** What needs to be done **
Sift the material for lines containing "affordance", and return them.

#### Records for processing ####

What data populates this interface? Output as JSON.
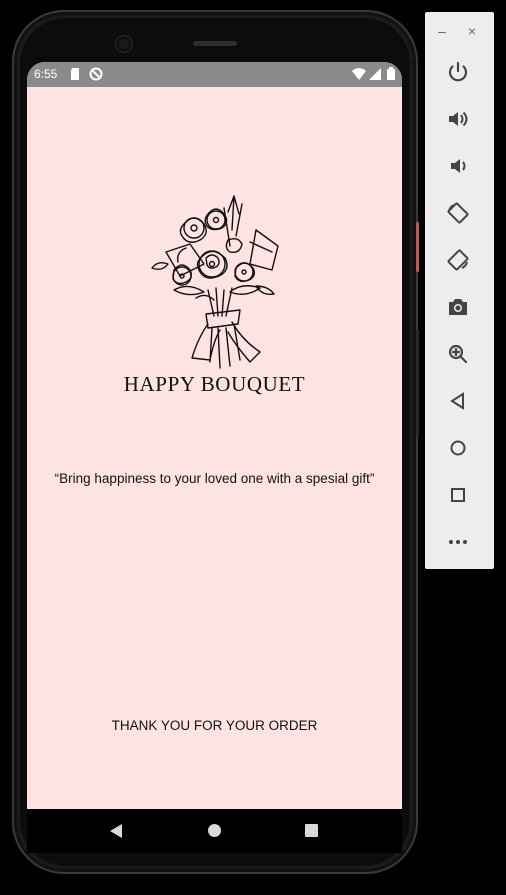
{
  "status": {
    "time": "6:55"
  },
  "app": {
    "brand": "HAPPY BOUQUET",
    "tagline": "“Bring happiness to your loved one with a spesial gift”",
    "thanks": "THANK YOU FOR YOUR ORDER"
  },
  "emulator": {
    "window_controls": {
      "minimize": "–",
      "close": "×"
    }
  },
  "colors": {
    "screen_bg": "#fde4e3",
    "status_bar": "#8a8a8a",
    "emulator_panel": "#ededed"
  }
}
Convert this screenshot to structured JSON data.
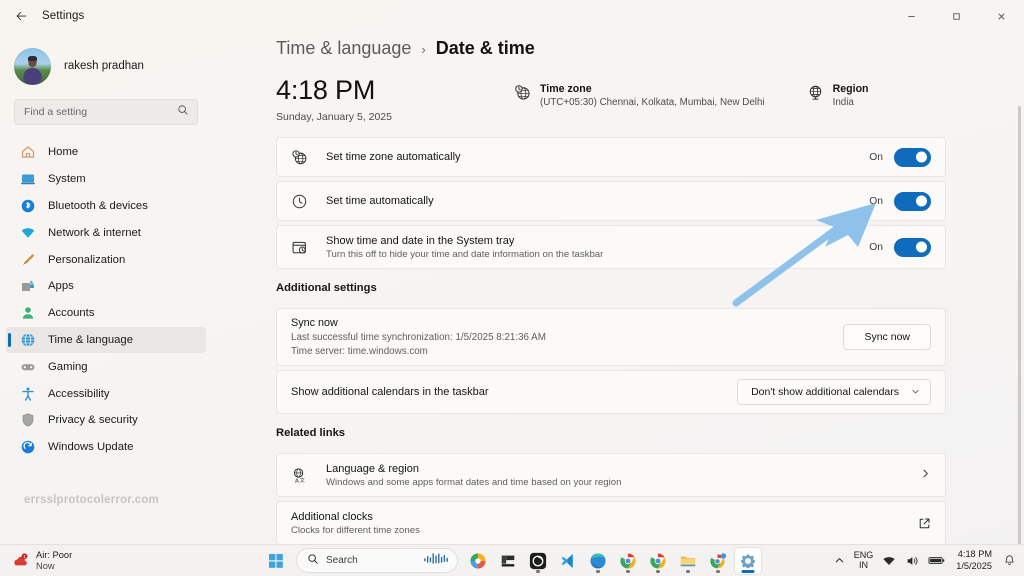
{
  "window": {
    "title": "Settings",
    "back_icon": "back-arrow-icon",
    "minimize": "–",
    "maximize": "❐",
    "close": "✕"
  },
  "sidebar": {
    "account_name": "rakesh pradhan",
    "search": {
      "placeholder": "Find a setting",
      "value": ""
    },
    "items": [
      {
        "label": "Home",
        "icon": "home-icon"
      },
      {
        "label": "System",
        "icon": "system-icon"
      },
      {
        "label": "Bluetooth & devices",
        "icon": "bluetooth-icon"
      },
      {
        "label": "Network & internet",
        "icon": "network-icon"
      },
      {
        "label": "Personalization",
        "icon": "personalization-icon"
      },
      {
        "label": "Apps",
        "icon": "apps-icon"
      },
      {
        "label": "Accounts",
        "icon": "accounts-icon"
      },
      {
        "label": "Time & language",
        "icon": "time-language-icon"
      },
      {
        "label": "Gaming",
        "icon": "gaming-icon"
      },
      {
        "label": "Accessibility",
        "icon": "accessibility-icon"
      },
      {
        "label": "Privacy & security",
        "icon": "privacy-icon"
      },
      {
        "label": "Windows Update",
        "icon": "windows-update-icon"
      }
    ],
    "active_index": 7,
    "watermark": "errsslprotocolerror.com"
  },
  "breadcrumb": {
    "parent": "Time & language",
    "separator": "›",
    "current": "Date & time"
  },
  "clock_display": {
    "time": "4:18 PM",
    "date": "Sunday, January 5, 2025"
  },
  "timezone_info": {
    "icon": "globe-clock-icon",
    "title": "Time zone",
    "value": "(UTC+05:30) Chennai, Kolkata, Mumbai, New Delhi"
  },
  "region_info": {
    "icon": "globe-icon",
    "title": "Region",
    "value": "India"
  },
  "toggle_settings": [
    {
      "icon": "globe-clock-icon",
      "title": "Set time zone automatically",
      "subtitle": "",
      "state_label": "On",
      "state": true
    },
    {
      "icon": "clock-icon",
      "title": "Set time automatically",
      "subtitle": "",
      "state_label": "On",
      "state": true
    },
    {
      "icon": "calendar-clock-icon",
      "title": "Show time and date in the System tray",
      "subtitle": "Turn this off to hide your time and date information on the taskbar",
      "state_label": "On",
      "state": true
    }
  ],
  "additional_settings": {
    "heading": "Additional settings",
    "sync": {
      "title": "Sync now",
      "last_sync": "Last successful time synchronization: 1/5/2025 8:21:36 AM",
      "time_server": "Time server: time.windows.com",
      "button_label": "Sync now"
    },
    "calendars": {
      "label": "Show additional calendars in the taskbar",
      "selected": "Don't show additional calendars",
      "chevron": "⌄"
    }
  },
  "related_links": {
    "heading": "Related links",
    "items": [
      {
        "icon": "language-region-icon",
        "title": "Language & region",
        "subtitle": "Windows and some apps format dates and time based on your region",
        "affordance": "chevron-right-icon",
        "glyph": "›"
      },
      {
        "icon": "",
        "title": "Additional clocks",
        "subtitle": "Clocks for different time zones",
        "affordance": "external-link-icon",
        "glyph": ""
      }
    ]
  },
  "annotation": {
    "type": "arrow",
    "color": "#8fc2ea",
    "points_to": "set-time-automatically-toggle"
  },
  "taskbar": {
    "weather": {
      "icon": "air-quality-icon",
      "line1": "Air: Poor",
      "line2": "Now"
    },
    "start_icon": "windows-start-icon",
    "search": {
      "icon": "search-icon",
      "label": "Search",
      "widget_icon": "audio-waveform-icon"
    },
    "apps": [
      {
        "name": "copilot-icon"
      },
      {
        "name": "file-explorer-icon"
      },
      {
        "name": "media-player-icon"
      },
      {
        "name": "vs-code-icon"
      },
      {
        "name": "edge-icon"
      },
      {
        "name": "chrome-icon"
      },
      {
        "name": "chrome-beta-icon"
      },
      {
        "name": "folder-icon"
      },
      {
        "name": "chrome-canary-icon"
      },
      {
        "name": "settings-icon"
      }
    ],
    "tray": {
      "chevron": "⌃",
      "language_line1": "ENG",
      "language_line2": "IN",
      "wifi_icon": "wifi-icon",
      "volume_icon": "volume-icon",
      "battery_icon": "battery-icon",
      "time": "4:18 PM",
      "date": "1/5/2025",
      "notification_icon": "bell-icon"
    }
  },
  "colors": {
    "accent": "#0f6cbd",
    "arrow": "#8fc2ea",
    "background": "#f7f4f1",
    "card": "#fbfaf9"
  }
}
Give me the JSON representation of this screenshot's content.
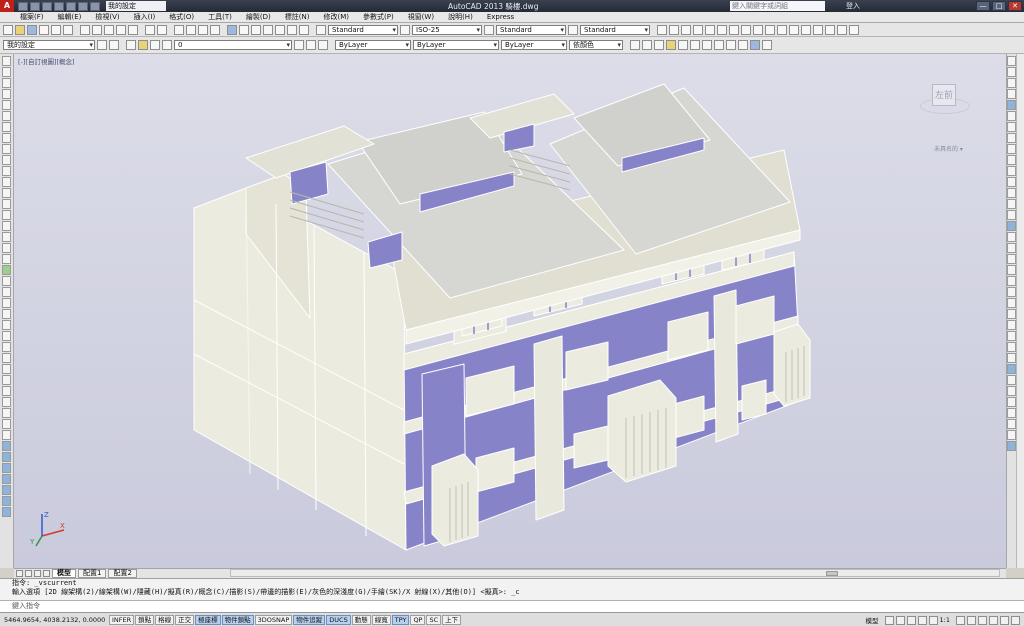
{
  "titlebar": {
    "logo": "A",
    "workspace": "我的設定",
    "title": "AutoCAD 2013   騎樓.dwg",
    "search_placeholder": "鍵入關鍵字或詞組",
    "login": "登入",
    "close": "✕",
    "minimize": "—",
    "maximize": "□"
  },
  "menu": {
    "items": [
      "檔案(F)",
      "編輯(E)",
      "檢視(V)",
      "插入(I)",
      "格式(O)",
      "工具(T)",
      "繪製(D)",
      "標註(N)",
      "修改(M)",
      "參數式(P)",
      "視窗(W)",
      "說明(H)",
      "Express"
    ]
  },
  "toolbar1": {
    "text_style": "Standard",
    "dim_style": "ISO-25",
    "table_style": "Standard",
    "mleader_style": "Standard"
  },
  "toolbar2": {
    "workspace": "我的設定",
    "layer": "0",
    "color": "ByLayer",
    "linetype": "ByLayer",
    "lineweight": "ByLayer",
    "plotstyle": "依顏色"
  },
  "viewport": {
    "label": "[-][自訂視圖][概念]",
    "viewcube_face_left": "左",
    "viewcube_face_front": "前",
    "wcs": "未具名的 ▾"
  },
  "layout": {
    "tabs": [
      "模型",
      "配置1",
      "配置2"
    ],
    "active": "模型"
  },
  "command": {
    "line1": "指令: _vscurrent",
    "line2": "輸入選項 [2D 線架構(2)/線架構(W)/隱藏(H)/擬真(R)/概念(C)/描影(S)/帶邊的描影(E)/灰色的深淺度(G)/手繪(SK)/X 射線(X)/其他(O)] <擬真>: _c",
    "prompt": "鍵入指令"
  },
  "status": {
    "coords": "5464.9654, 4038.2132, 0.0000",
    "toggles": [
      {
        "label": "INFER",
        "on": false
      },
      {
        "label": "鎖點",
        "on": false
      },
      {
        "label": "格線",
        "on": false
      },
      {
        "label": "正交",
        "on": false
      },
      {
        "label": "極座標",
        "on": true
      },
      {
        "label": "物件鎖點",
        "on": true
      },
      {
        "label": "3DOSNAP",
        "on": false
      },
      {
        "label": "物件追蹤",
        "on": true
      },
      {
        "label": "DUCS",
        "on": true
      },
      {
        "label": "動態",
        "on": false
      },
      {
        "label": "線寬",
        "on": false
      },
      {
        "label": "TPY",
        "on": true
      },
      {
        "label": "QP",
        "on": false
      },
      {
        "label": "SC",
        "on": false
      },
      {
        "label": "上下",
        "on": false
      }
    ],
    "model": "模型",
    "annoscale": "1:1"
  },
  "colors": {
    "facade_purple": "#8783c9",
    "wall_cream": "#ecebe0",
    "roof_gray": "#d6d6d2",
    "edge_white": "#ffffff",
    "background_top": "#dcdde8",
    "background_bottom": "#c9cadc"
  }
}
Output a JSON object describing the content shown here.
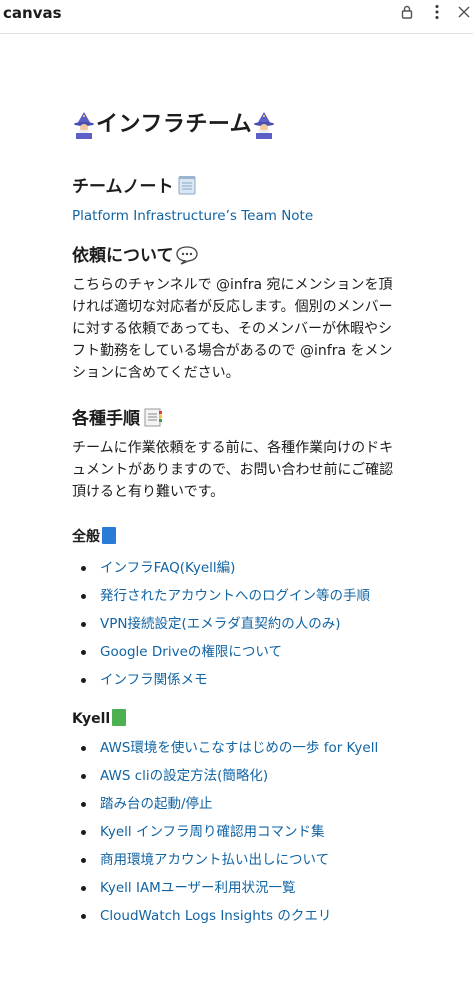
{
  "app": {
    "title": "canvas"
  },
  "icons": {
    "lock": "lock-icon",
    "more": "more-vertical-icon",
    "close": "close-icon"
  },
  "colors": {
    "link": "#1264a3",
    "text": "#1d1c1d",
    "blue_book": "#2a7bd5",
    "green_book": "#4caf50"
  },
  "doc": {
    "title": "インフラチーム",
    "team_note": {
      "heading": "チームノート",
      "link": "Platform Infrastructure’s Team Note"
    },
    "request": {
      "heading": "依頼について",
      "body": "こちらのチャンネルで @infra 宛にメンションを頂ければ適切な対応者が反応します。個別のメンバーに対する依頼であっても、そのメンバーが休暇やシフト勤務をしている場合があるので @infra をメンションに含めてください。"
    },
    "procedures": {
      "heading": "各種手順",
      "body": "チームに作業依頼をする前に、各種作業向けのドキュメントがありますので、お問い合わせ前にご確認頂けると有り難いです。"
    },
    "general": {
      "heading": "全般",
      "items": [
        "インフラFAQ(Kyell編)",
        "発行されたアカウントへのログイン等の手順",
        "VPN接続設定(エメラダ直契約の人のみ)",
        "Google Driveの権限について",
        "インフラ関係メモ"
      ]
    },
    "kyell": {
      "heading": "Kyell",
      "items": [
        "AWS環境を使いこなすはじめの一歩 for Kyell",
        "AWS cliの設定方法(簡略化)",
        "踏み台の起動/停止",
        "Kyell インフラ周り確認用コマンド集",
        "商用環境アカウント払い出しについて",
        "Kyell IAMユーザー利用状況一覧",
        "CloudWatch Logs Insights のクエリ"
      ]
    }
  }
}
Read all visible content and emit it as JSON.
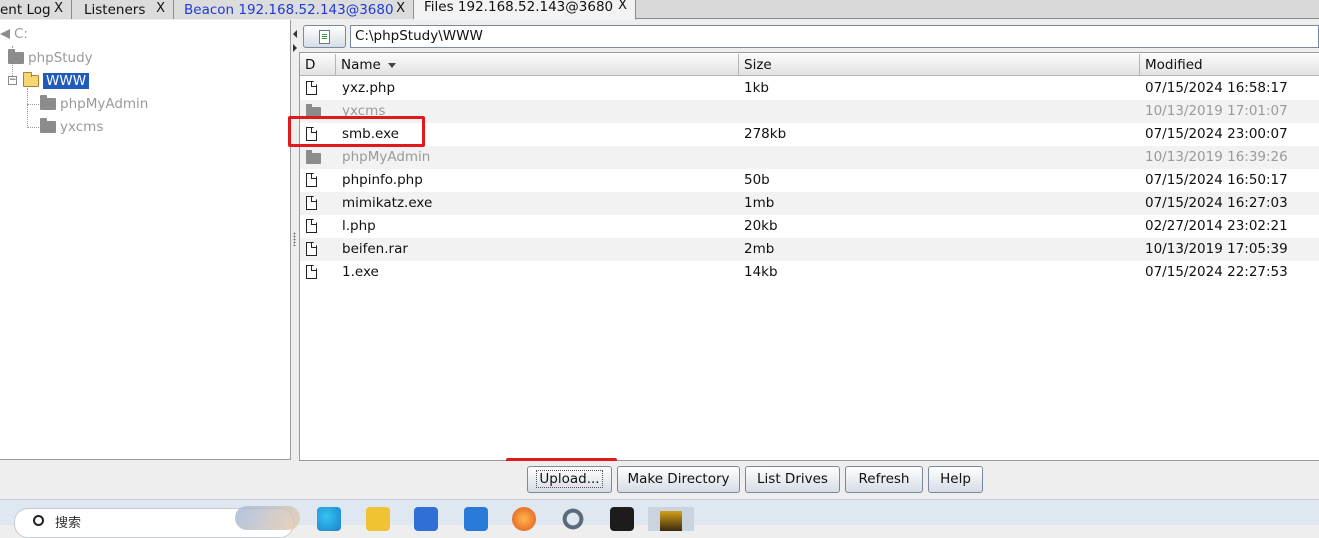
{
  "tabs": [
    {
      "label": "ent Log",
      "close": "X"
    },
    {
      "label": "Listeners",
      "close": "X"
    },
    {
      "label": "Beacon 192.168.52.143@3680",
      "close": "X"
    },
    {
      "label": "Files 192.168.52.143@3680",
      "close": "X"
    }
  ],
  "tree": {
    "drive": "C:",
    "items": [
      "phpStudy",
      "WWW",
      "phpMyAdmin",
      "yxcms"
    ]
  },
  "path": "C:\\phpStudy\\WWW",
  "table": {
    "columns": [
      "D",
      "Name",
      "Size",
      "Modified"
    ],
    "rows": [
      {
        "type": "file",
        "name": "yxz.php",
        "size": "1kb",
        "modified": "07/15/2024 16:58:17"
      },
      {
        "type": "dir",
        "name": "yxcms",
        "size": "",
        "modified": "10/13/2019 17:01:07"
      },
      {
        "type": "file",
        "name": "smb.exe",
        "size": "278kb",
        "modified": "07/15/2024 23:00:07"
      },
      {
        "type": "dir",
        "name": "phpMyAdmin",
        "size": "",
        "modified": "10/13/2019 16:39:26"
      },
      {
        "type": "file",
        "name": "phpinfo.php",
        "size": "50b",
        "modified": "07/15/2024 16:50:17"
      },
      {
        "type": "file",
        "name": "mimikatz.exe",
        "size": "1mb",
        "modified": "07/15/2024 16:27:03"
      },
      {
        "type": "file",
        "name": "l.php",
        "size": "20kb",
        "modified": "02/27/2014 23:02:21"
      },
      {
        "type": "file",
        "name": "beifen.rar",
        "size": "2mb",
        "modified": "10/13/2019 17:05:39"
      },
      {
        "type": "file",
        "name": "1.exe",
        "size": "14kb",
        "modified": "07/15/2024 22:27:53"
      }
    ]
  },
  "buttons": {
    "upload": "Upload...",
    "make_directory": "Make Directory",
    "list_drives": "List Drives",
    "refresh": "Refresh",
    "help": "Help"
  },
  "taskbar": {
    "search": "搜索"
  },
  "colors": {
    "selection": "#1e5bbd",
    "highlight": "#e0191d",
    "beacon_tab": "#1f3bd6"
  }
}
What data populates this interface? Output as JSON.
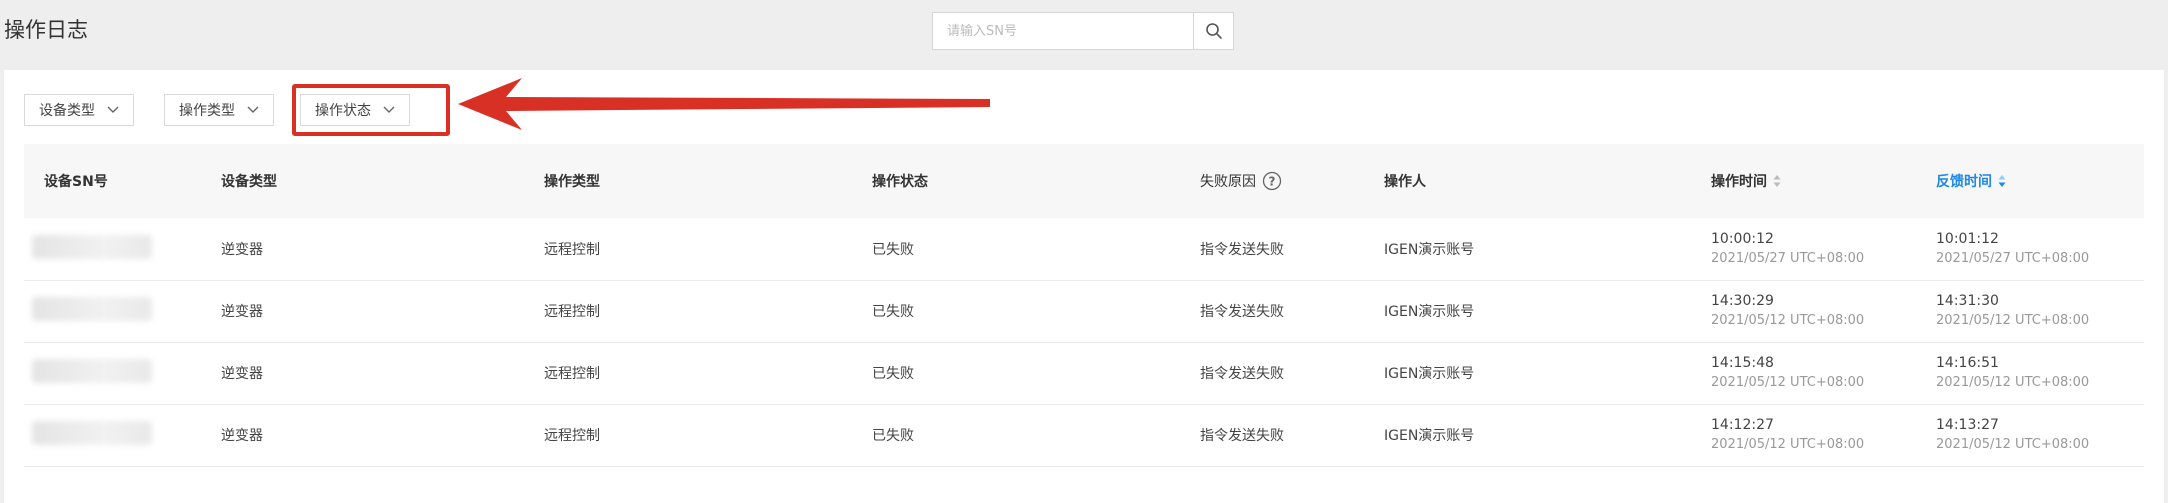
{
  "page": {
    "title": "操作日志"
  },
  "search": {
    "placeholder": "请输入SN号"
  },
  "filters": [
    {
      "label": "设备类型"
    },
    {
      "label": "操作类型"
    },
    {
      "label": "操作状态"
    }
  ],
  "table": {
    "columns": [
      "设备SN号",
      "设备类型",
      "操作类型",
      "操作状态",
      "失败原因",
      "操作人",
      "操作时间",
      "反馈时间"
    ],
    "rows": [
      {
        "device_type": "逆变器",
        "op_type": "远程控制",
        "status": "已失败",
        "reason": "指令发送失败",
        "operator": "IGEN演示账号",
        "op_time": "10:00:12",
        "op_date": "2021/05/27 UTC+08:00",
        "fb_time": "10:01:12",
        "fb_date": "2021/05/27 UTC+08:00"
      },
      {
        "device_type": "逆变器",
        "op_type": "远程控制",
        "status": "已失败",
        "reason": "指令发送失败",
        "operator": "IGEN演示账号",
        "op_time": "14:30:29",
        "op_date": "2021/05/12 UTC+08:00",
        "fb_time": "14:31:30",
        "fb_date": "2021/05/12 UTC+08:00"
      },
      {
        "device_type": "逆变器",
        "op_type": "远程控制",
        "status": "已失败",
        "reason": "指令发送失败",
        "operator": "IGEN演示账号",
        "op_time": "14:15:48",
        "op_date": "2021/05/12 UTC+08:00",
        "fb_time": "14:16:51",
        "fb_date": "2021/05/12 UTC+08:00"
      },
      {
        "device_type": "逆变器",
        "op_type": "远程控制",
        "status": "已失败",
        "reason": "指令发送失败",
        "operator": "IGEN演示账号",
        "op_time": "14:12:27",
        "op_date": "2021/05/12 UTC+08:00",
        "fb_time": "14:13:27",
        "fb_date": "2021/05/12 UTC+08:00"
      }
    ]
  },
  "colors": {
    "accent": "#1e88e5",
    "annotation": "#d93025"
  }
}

####

** Exercise output **
        "affordance": "chevron-right-icon",
        "affordance": "external-link-icon",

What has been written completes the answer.